Start
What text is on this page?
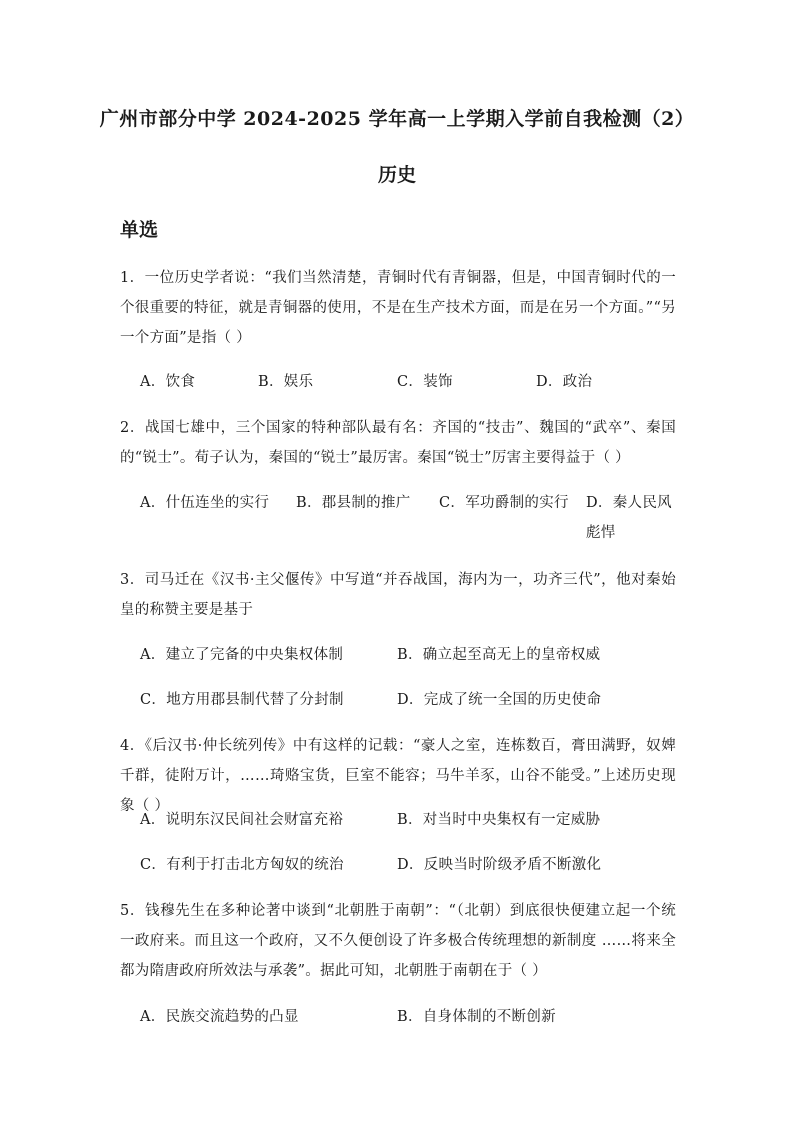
广州市部分中学 2024-2025 学年高一上学期入学前自我检测（2）
历史
单选
1．一位历史学者说：“我们当然清楚，青铜时代有青铜器，但是，中国青铜时代的一个很重要的特征，就是青铜器的使用，不是在生产技术方面，而是在另一个方面。”“另一个方面”是指（ ）
A．饮食	B．娱乐	C．装饰	D．政治
2．战国七雄中，三个国家的特种部队最有名：齐国的“技击”、魏国的“武卒”、秦国的“锐士”。荀子认为，秦国的“锐士”最厉害。秦国“锐士”厉害主要得益于（ ）
A．什伍连坐的实行 B．郡县制的推广 C．军功爵制的实行 D．秦人民风彪悍
3．司马迁在《汉书·主父偃传》中写道“并吞战国，海内为一，功齐三代”，他对秦始皇的称赞主要是基于
A．建立了完备的中央集权体制	B．确立起至高无上的皇帝权威
C．地方用郡县制代替了分封制	D．完成了统一全国的历史使命
4．《后汉书·仲长统列传》中有这样的记载：“豪人之室，连栋数百，膏田满野，奴婢千群，徒附万计，……琦赂宝货，巨室不能容；马牛羊豕，山谷不能受。”上述历史现象（ ）
A．说明东汉民间社会财富充裕	B．对当时中央集权有一定威胁
C．有利于打击北方匈奴的统治	D．反映当时阶级矛盾不断激化
5．钱穆先生在多种论著中谈到“北朝胜于南朝”：“（北朝）到底很快便建立起一个统一政府来。而且这一个政府，又不久便创设了许多极合传统理想的新制度 ……将来全都为隋唐政府所效法与承袭”。据此可知，北朝胜于南朝在于（ ）
A．民族交流趋势的凸显	B．自身体制的不断创新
End
## Problem
Reproduce the material in full, word for word, and omit the pictures.

## Full solution
What text is on this page?
广州市部分中学 2024-2025 学年高一上学期入学前自我检测（2）
历史
单选
1．一位历史学者说：“我们当然清楚，青铜时代有青铜器，但是，中国青铜时代的一个很重要的特征，就是青铜器的使用，不是在生产技术方面，而是在另一个方面。”“另一个方面”是指（ ）
A．饮食	B．娱乐	C．装饰	D．政治
2．战国七雄中，三个国家的特种部队最有名：齐国的“技击”、魏国的“武卒”、秦国的“锐士”。荀子认为，秦国的“锐士”最厉害。秦国“锐士”厉害主要得益于（ ）
A．什伍连坐的实行 B．郡县制的推广 C．军功爵制的实行 D．秦人民风彪悍
3．司马迁在《汉书·主父偃传》中写道“并吞战国，海内为一，功齐三代”，他对秦始皇的称赞主要是基于
A．建立了完备的中央集权体制	B．确立起至高无上的皇帝权威
C．地方用郡县制代替了分封制	D．完成了统一全国的历史使命
4．《后汉书·仲长统列传》中有这样的记载：“豪人之室，连栋数百，膏田满野，奴婢千群，徒附万计，……琦赂宝货，巨室不能容；马牛羊豕，山谷不能受。”上述历史现象（ ）
A．说明东汉民间社会财富充裕	B．对当时中央集权有一定威胁
C．有利于打击北方匈奴的统治	D．反映当时阶级矛盾不断激化
5．钱穆先生在多种论著中谈到“北朝胜于南朝”：“（北朝）到底很快便建立起一个统一政府来。而且这一个政府，又不久便创设了许多极合传统理想的新制度 ……将来全都为隋唐政府所效法与承袭”。据此可知，北朝胜于南朝在于（ ）
A．民族交流趋势的凸显	B．自身体制的不断创新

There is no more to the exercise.